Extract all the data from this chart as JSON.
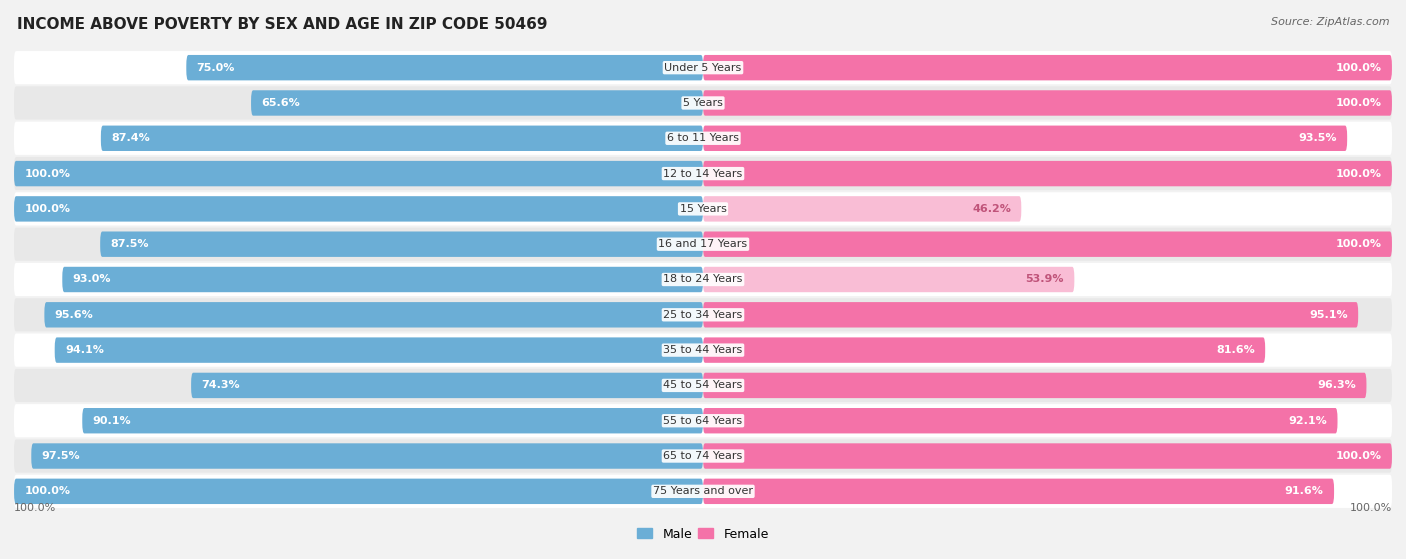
{
  "title": "INCOME ABOVE POVERTY BY SEX AND AGE IN ZIP CODE 50469",
  "source": "Source: ZipAtlas.com",
  "categories": [
    "Under 5 Years",
    "5 Years",
    "6 to 11 Years",
    "12 to 14 Years",
    "15 Years",
    "16 and 17 Years",
    "18 to 24 Years",
    "25 to 34 Years",
    "35 to 44 Years",
    "45 to 54 Years",
    "55 to 64 Years",
    "65 to 74 Years",
    "75 Years and over"
  ],
  "male_values": [
    75.0,
    65.6,
    87.4,
    100.0,
    100.0,
    87.5,
    93.0,
    95.6,
    94.1,
    74.3,
    90.1,
    97.5,
    100.0
  ],
  "female_values": [
    100.0,
    100.0,
    93.5,
    100.0,
    46.2,
    100.0,
    53.9,
    95.1,
    81.6,
    96.3,
    92.1,
    100.0,
    91.6
  ],
  "male_color": "#6baed6",
  "female_color": "#f472a8",
  "female_color_light": "#f9bdd5",
  "male_label": "Male",
  "female_label": "Female",
  "bg_color": "#f2f2f2",
  "row_bg_odd": "#ffffff",
  "row_bg_even": "#e8e8e8",
  "title_fontsize": 11,
  "source_fontsize": 8,
  "value_fontsize": 8,
  "cat_fontsize": 8,
  "bottom_label": "100.0%"
}
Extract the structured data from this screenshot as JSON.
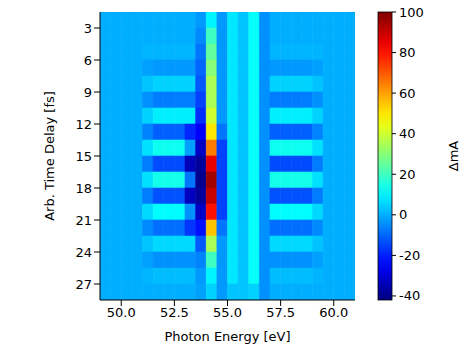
{
  "chart_data": {
    "type": "heatmap",
    "xlabel": "Photon Energy [eV]",
    "ylabel": "Arb. Time Delay [fs]",
    "xlim": [
      49,
      61
    ],
    "xticks": [
      {
        "value": 50,
        "label": "50.0"
      },
      {
        "value": 52.5,
        "label": "52.5"
      },
      {
        "value": 55,
        "label": "55.0"
      },
      {
        "value": 57.5,
        "label": "57.5"
      },
      {
        "value": 60,
        "label": "60.0"
      }
    ],
    "ylim": [
      1.5,
      28.5
    ],
    "yticks": [
      3,
      6,
      9,
      12,
      15,
      18,
      21,
      24,
      27
    ],
    "x_edges": [
      49,
      49.5,
      50,
      50.5,
      51,
      51.5,
      52,
      52.5,
      53,
      53.5,
      54,
      54.5,
      55,
      55.5,
      56,
      56.5,
      57,
      57.5,
      58,
      58.5,
      59,
      59.5,
      60,
      60.5,
      61
    ],
    "y_edges": [
      1.5,
      3,
      4.5,
      6,
      7.5,
      9,
      10.5,
      12,
      13.5,
      15,
      16.5,
      18,
      19.5,
      21,
      22.5,
      24,
      25.5,
      27,
      28.5
    ],
    "cells": [
      [
        0,
        0,
        0,
        0,
        0,
        0,
        0,
        0,
        0,
        -3,
        10,
        -3,
        8,
        3,
        12,
        -4,
        0,
        0,
        0,
        0,
        0,
        0,
        0,
        0
      ],
      [
        0,
        0,
        0,
        0,
        0,
        0,
        0,
        0,
        0,
        -5,
        20,
        -3,
        8,
        3,
        12,
        -4,
        0,
        0,
        0,
        0,
        0,
        0,
        0,
        0
      ],
      [
        0,
        0,
        0,
        0,
        1,
        1,
        1,
        1,
        1,
        -8,
        25,
        -3,
        8,
        3,
        12,
        -4,
        1,
        1,
        1,
        1,
        1,
        0,
        0,
        0
      ],
      [
        0,
        0,
        0,
        0,
        -2,
        -3,
        -3,
        -3,
        -3,
        -10,
        30,
        -3,
        8,
        3,
        12,
        -4,
        -3,
        -3,
        -3,
        -3,
        -2,
        0,
        0,
        0
      ],
      [
        0,
        0,
        0,
        0,
        3,
        5,
        5,
        5,
        5,
        -12,
        35,
        -3,
        8,
        3,
        12,
        -4,
        5,
        5,
        5,
        5,
        3,
        0,
        0,
        0
      ],
      [
        0,
        0,
        0,
        0,
        -4,
        -7,
        -7,
        -7,
        -7,
        -15,
        35,
        -3,
        8,
        3,
        12,
        -4,
        -7,
        -7,
        -7,
        -7,
        -4,
        0,
        0,
        0
      ],
      [
        0,
        0,
        0,
        0,
        5,
        9,
        9,
        9,
        9,
        -18,
        40,
        -3,
        8,
        3,
        12,
        -4,
        9,
        9,
        9,
        9,
        5,
        0,
        0,
        0
      ],
      [
        0,
        0,
        0,
        0,
        -6,
        -11,
        -11,
        -11,
        -19,
        -25,
        50,
        -8,
        8,
        3,
        12,
        -4,
        -11,
        -11,
        -11,
        -11,
        -6,
        0,
        0,
        0
      ],
      [
        0,
        0,
        0,
        0,
        7,
        13,
        13,
        13,
        -2,
        -32,
        65,
        -15,
        8,
        3,
        12,
        -4,
        13,
        13,
        13,
        13,
        7,
        0,
        0,
        0
      ],
      [
        0,
        0,
        0,
        0,
        -7,
        -14,
        -14,
        -14,
        -34,
        -38,
        85,
        -15,
        8,
        3,
        12,
        -4,
        -14,
        -14,
        -14,
        -14,
        -7,
        0,
        0,
        0
      ],
      [
        0,
        0,
        0,
        0,
        7,
        14,
        14,
        14,
        -8,
        -40,
        95,
        -15,
        8,
        3,
        12,
        -4,
        14,
        14,
        14,
        14,
        7,
        0,
        0,
        0
      ],
      [
        0,
        0,
        0,
        0,
        -7,
        -13,
        -13,
        -13,
        -33,
        -38,
        90,
        -15,
        8,
        3,
        12,
        -4,
        -13,
        -13,
        -13,
        -13,
        -7,
        0,
        0,
        0
      ],
      [
        0,
        0,
        0,
        0,
        6,
        11,
        11,
        11,
        -4,
        -32,
        80,
        -15,
        8,
        3,
        12,
        -4,
        11,
        11,
        11,
        11,
        6,
        0,
        0,
        0
      ],
      [
        0,
        0,
        0,
        0,
        -5,
        -9,
        -9,
        -9,
        -17,
        -22,
        55,
        -8,
        8,
        3,
        12,
        -4,
        -9,
        -9,
        -9,
        -9,
        -5,
        0,
        0,
        0
      ],
      [
        0,
        0,
        0,
        0,
        3,
        6,
        6,
        6,
        6,
        -12,
        35,
        -3,
        8,
        3,
        12,
        -4,
        6,
        6,
        6,
        6,
        3,
        0,
        0,
        0
      ],
      [
        0,
        0,
        0,
        0,
        -2,
        -4,
        -4,
        -4,
        -4,
        -6,
        20,
        -3,
        8,
        3,
        12,
        -4,
        -4,
        -4,
        -4,
        -4,
        -2,
        0,
        0,
        0
      ],
      [
        0,
        0,
        0,
        0,
        1,
        2,
        2,
        2,
        2,
        -3,
        10,
        -3,
        8,
        3,
        12,
        -4,
        2,
        2,
        2,
        2,
        1,
        0,
        0,
        0
      ],
      [
        0,
        0,
        0,
        0,
        0,
        0,
        0,
        0,
        0,
        -2,
        5,
        -3,
        3,
        3,
        5,
        -4,
        0,
        0,
        0,
        0,
        0,
        0,
        0,
        0
      ]
    ],
    "colorbar": {
      "range": [
        -42,
        100
      ],
      "ticks": [
        -40,
        -20,
        0,
        20,
        40,
        60,
        80,
        100
      ],
      "label": "ΔmA"
    }
  }
}
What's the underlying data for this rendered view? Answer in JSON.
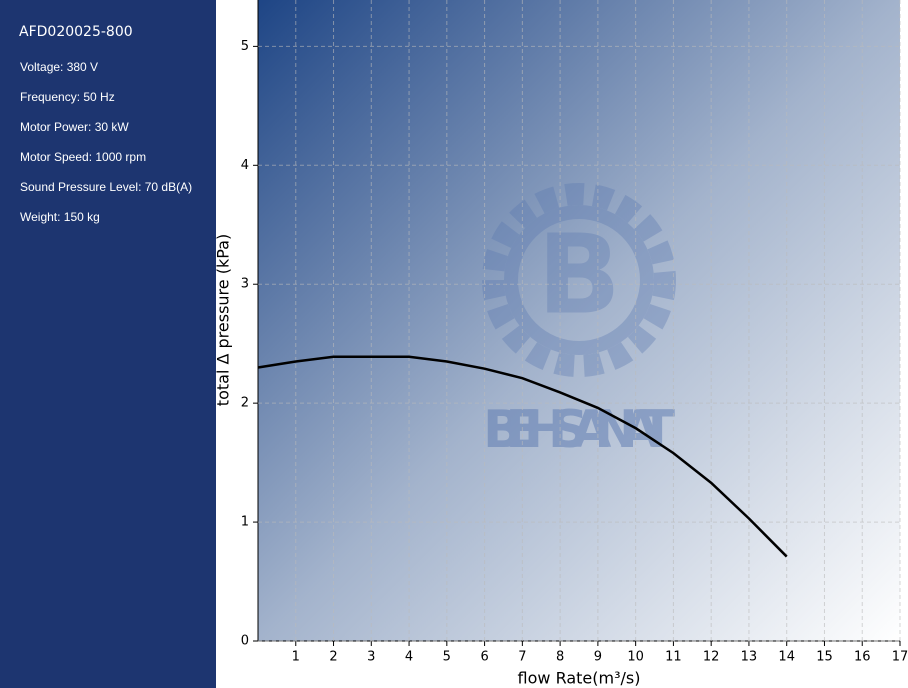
{
  "sidebar": {
    "title": "AFD020025-800",
    "specs": [
      "Voltage: 380 V",
      "Frequency: 50 Hz",
      "Motor Power: 30 kW",
      "Motor Speed: 1000 rpm",
      "Sound Pressure Level: 70 dB(A)",
      "Weight: 150 kg"
    ]
  },
  "chart_data": {
    "type": "line",
    "watermark": "BEH SANAT",
    "x_label": "flow Rate(m³/s)",
    "y_label": "total Δ pressure (kPa)",
    "x": [
      0,
      1,
      2,
      3,
      4,
      5,
      6,
      7,
      8,
      9,
      10,
      11,
      12,
      13,
      14
    ],
    "series": [
      {
        "name": "AFD020025-800",
        "color": "#000000",
        "values": [
          2.3,
          2.35,
          2.39,
          2.39,
          2.39,
          2.35,
          2.29,
          2.21,
          2.09,
          1.96,
          1.79,
          1.58,
          1.33,
          1.03,
          0.71
        ]
      }
    ],
    "xlim": [
      0,
      17
    ],
    "ylim": [
      0,
      5.39
    ],
    "xticks": [
      1,
      2,
      3,
      4,
      5,
      6,
      7,
      8,
      9,
      10,
      11,
      12,
      13,
      14,
      15,
      16,
      17
    ],
    "yticks": [
      0,
      1,
      2,
      3,
      4,
      5
    ],
    "grid": true
  }
}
####################
• **Exercise brief**
Scan the material above. Copy each line that holds the word "this".

• **Task answer**
Extract all the data from this chart as JSON.
Extract the structured data from this screenshot as JSON.
What's the underlying data for this rendered view? Answer in JSON.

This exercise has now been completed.